[TASK DATA]:
^^^^^^^^
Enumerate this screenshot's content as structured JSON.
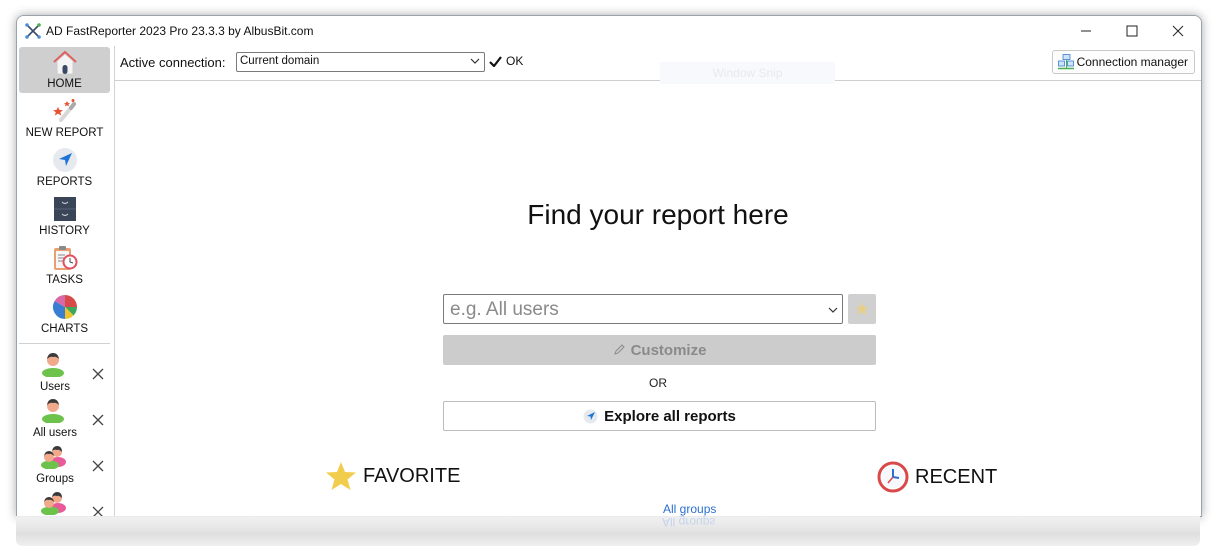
{
  "window": {
    "title": "AD FastReporter 2023 Pro 23.3.3 by AlbusBit.com",
    "controls": {
      "minimize": "—",
      "maximize": "☐",
      "close": "✕"
    }
  },
  "sidebar": {
    "nav": [
      {
        "label": "HOME",
        "icon": "home-icon",
        "active": true
      },
      {
        "label": "NEW REPORT",
        "icon": "magic-wand-icon",
        "active": false
      },
      {
        "label": "REPORTS",
        "icon": "navigation-arrow-icon",
        "active": false
      },
      {
        "label": "HISTORY",
        "icon": "file-cabinet-icon",
        "active": false
      },
      {
        "label": "TASKS",
        "icon": "clipboard-clock-icon",
        "active": false
      },
      {
        "label": "CHARTS",
        "icon": "pie-chart-icon",
        "active": false
      }
    ],
    "open_tabs": [
      {
        "label": "Users",
        "icon": "user-icon"
      },
      {
        "label": "All users",
        "icon": "user-icon"
      },
      {
        "label": "Groups",
        "icon": "group-icon"
      },
      {
        "label": "",
        "icon": "group-icon"
      }
    ]
  },
  "toolbar": {
    "connection_label": "Active connection:",
    "connection_value": "Current domain",
    "status": "OK",
    "overlay_text": "Window Snip",
    "connection_manager": "Connection manager"
  },
  "main": {
    "headline": "Find your report here",
    "search_placeholder": "e.g. All users",
    "customize_label": "Customize",
    "or_label": "OR",
    "explore_label": "Explore all reports",
    "favorite_label": "FAVORITE",
    "recent_label": "RECENT",
    "all_groups_link": "All groups"
  },
  "colors": {
    "accent_link": "#2a6fd1",
    "favorite_star": "#f2cc4d",
    "active_nav_bg": "#cfcfcf",
    "disabled_button_bg": "#cccccc"
  }
}
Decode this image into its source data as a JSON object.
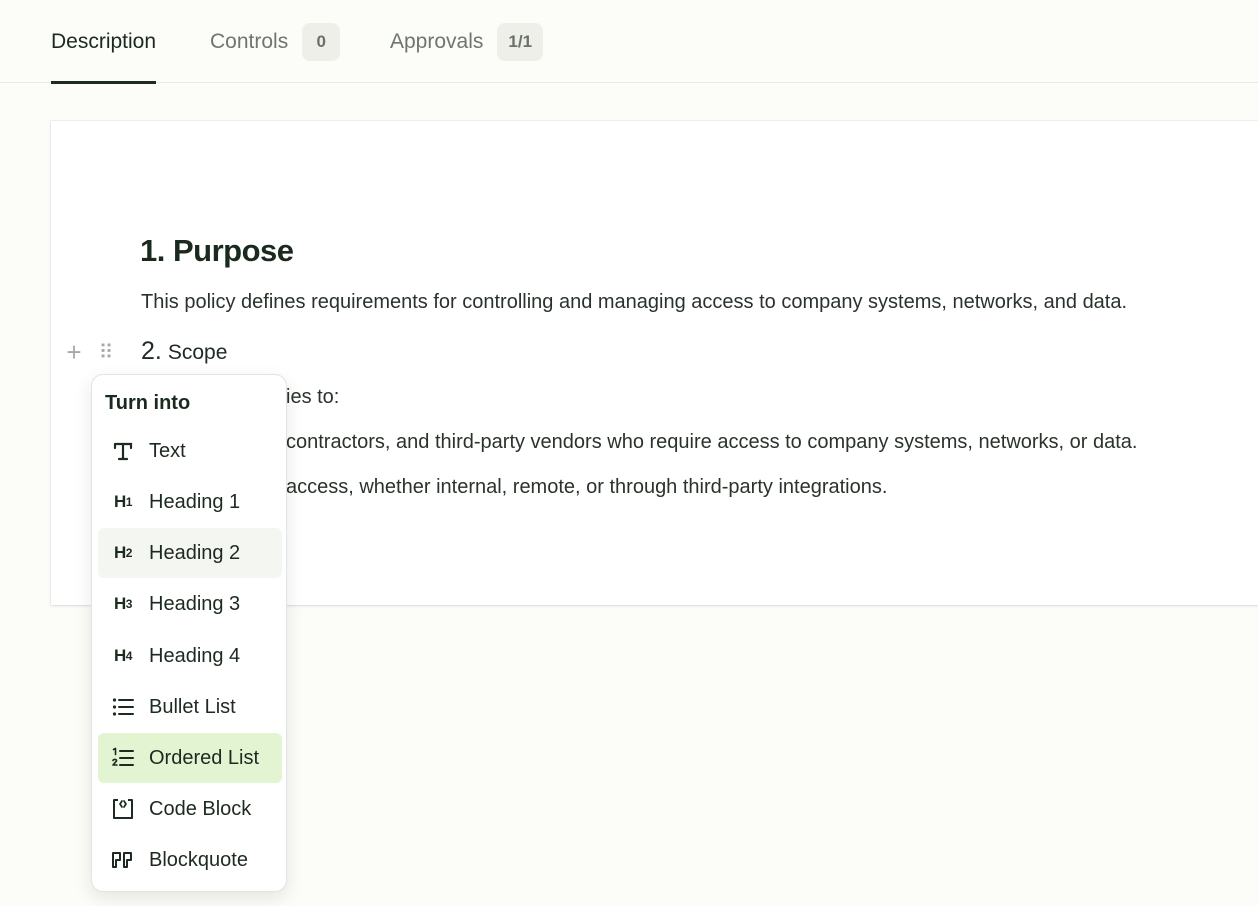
{
  "tabs": [
    {
      "label": "Description",
      "active": true
    },
    {
      "label": "Controls",
      "badge": "0"
    },
    {
      "label": "Approvals",
      "badge": "1/1"
    }
  ],
  "document": {
    "heading1": "1. Purpose",
    "purpose_text": "This policy defines requirements for controlling and managing access to company systems, networks, and data.",
    "heading2_number": "2.",
    "heading2_text": "Scope",
    "scope_line1": "ies to:",
    "scope_line2": "contractors, and third-party vendors who require access to company systems, networks, or data.",
    "scope_line3": "access, whether internal, remote, or through third-party integrations."
  },
  "block_controls": {
    "add_glyph": "+",
    "drag_glyph": "⠿"
  },
  "menu": {
    "title": "Turn into",
    "items": [
      {
        "label": "Text",
        "icon": "text-icon"
      },
      {
        "label": "Heading 1",
        "icon": "heading-1-icon"
      },
      {
        "label": "Heading 2",
        "icon": "heading-2-icon",
        "state": "hover"
      },
      {
        "label": "Heading 3",
        "icon": "heading-3-icon"
      },
      {
        "label": "Heading 4",
        "icon": "heading-4-icon"
      },
      {
        "label": "Bullet List",
        "icon": "bullet-list-icon"
      },
      {
        "label": "Ordered List",
        "icon": "ordered-list-icon",
        "state": "selected"
      },
      {
        "label": "Code Block",
        "icon": "code-block-icon"
      },
      {
        "label": "Blockquote",
        "icon": "blockquote-icon"
      }
    ]
  },
  "colors": {
    "accent_selected": "#e3f4d2",
    "hover": "#f4f6f1",
    "text": "#1d2a20"
  }
}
^^^^^^^^
[YOUR INSTRUCTIONS]:
Copy the entries exactly. Leave out the images.

[THE SOLUTION]:
Enumerate this screenshot's content as structured JSON.
{
  "window": {
    "title": "AD FastReporter 2023 Pro 23.3.3 by AlbusBit.com",
    "controls": {
      "minimize": "—",
      "maximize": "☐",
      "close": "✕"
    }
  },
  "sidebar": {
    "nav": [
      {
        "label": "HOME",
        "icon": "home-icon",
        "active": true
      },
      {
        "label": "NEW REPORT",
        "icon": "magic-wand-icon",
        "active": false
      },
      {
        "label": "REPORTS",
        "icon": "navigation-arrow-icon",
        "active": false
      },
      {
        "label": "HISTORY",
        "icon": "file-cabinet-icon",
        "active": false
      },
      {
        "label": "TASKS",
        "icon": "clipboard-clock-icon",
        "active": false
      },
      {
        "label": "CHARTS",
        "icon": "pie-chart-icon",
        "active": false
      }
    ],
    "open_tabs": [
      {
        "label": "Users",
        "icon": "user-icon"
      },
      {
        "label": "All users",
        "icon": "user-icon"
      },
      {
        "label": "Groups",
        "icon": "group-icon"
      },
      {
        "label": "",
        "icon": "group-icon"
      }
    ]
  },
  "toolbar": {
    "connection_label": "Active connection:",
    "connection_value": "Current domain",
    "status": "OK",
    "overlay_text": "Window Snip",
    "connection_manager": "Connection manager"
  },
  "main": {
    "headline": "Find your report here",
    "search_placeholder": "e.g. All users",
    "customize_label": "Customize",
    "or_label": "OR",
    "explore_label": "Explore all reports",
    "favorite_label": "FAVORITE",
    "recent_label": "RECENT",
    "all_groups_link": "All groups"
  },
  "colors": {
    "accent_link": "#2a6fd1",
    "favorite_star": "#f2cc4d",
    "active_nav_bg": "#cfcfcf",
    "disabled_button_bg": "#cccccc"
  }
}
Decode this image into its source data as a JSON object.
{
  "tabs": [
    {
      "label": "Description",
      "active": true
    },
    {
      "label": "Controls",
      "badge": "0"
    },
    {
      "label": "Approvals",
      "badge": "1/1"
    }
  ],
  "document": {
    "heading1": "1. Purpose",
    "purpose_text": "This policy defines requirements for controlling and managing access to company systems, networks, and data.",
    "heading2_number": "2.",
    "heading2_text": "Scope",
    "scope_line1": "ies to:",
    "scope_line2": "contractors, and third-party vendors who require access to company systems, networks, or data.",
    "scope_line3": "access, whether internal, remote, or through third-party integrations."
  },
  "block_controls": {
    "add_glyph": "+",
    "drag_glyph": "⠿"
  },
  "menu": {
    "title": "Turn into",
    "items": [
      {
        "label": "Text",
        "icon": "text-icon"
      },
      {
        "label": "Heading 1",
        "icon": "heading-1-icon"
      },
      {
        "label": "Heading 2",
        "icon": "heading-2-icon",
        "state": "hover"
      },
      {
        "label": "Heading 3",
        "icon": "heading-3-icon"
      },
      {
        "label": "Heading 4",
        "icon": "heading-4-icon"
      },
      {
        "label": "Bullet List",
        "icon": "bullet-list-icon"
      },
      {
        "label": "Ordered List",
        "icon": "ordered-list-icon",
        "state": "selected"
      },
      {
        "label": "Code Block",
        "icon": "code-block-icon"
      },
      {
        "label": "Blockquote",
        "icon": "blockquote-icon"
      }
    ]
  },
  "colors": {
    "accent_selected": "#e3f4d2",
    "hover": "#f4f6f1",
    "text": "#1d2a20"
  }
}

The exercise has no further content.